» Stated goal:
Take the data that follows and retype it word for word.
━━━
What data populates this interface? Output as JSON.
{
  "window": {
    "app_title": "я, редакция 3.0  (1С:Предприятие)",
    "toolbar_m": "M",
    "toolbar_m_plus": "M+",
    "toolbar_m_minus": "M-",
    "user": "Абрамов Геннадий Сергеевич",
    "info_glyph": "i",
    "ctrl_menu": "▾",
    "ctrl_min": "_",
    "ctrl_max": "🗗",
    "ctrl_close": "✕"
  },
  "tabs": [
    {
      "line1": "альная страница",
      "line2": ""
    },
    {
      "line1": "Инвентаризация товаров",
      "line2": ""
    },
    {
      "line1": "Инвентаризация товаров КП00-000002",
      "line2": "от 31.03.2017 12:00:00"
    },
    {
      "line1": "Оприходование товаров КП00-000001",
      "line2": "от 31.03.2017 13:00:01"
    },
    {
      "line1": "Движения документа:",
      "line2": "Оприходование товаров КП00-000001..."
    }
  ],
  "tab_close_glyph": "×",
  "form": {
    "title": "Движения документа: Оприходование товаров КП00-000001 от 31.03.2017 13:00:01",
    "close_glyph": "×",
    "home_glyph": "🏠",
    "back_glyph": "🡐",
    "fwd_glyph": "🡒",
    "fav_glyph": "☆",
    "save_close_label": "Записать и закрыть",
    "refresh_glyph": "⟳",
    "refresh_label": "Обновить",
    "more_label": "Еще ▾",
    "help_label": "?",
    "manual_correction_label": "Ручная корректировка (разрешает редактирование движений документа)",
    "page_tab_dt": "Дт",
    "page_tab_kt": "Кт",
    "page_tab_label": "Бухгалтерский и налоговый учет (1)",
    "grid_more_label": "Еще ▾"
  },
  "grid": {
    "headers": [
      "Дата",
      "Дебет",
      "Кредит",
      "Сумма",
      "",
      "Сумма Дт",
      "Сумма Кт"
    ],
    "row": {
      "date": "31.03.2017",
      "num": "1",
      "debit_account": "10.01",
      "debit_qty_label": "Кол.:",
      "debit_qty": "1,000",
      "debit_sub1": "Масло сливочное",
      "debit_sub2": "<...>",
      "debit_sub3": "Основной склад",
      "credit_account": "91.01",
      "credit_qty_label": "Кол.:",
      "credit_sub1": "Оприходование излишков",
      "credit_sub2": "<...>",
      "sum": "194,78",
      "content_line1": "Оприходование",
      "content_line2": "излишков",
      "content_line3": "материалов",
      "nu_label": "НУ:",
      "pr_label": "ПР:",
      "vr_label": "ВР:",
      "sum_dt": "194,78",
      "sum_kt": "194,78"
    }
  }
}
━━━
» Response:
What data populates this interface? Output as JSON.
{
  "window": {
    "app_title": "я, редакция 3.0  (1С:Предприятие)",
    "toolbar_m": "M",
    "toolbar_m_plus": "M+",
    "toolbar_m_minus": "M-",
    "user": "Абрамов Геннадий Сергеевич",
    "info_glyph": "i",
    "ctrl_menu": "▾",
    "ctrl_min": "_",
    "ctrl_max": "🗗",
    "ctrl_close": "✕"
  },
  "tabs": [
    {
      "line1": "альная страница",
      "line2": ""
    },
    {
      "line1": "Инвентаризация товаров",
      "line2": ""
    },
    {
      "line1": "Инвентаризация товаров КП00-000002",
      "line2": "от 31.03.2017 12:00:00"
    },
    {
      "line1": "Оприходование товаров КП00-000001",
      "line2": "от 31.03.2017 13:00:01"
    },
    {
      "line1": "Движения документа:",
      "line2": "Оприходование товаров КП00-000001..."
    }
  ],
  "tab_close_glyph": "×",
  "form": {
    "title": "Движения документа: Оприходование товаров КП00-000001 от 31.03.2017 13:00:01",
    "close_glyph": "×",
    "home_glyph": "🏠",
    "back_glyph": "🡐",
    "fwd_glyph": "🡒",
    "fav_glyph": "☆",
    "save_close_label": "Записать и закрыть",
    "refresh_glyph": "⟳",
    "refresh_label": "Обновить",
    "more_label": "Еще ▾",
    "help_label": "?",
    "manual_correction_label": "Ручная корректировка (разрешает редактирование движений документа)",
    "page_tab_dt": "Дт",
    "page_tab_kt": "Кт",
    "page_tab_label": "Бухгалтерский и налоговый учет (1)",
    "grid_more_label": "Еще ▾"
  },
  "grid": {
    "headers": [
      "Дата",
      "Дебет",
      "Кредит",
      "Сумма",
      "",
      "Сумма Дт",
      "Сумма Кт"
    ],
    "row": {
      "date": "31.03.2017",
      "num": "1",
      "debit_account": "10.01",
      "debit_qty_label": "Кол.:",
      "debit_qty": "1,000",
      "debit_sub1": "Масло сливочное",
      "debit_sub2": "<...>",
      "debit_sub3": "Основной склад",
      "credit_account": "91.01",
      "credit_qty_label": "Кол.:",
      "credit_sub1": "Оприходование излишков",
      "credit_sub2": "<...>",
      "sum": "194,78",
      "content_line1": "Оприходование",
      "content_line2": "излишков",
      "content_line3": "материалов",
      "nu_label": "НУ:",
      "pr_label": "ПР:",
      "vr_label": "ВР:",
      "sum_dt": "194,78",
      "sum_kt": "194,78"
    }
  }
}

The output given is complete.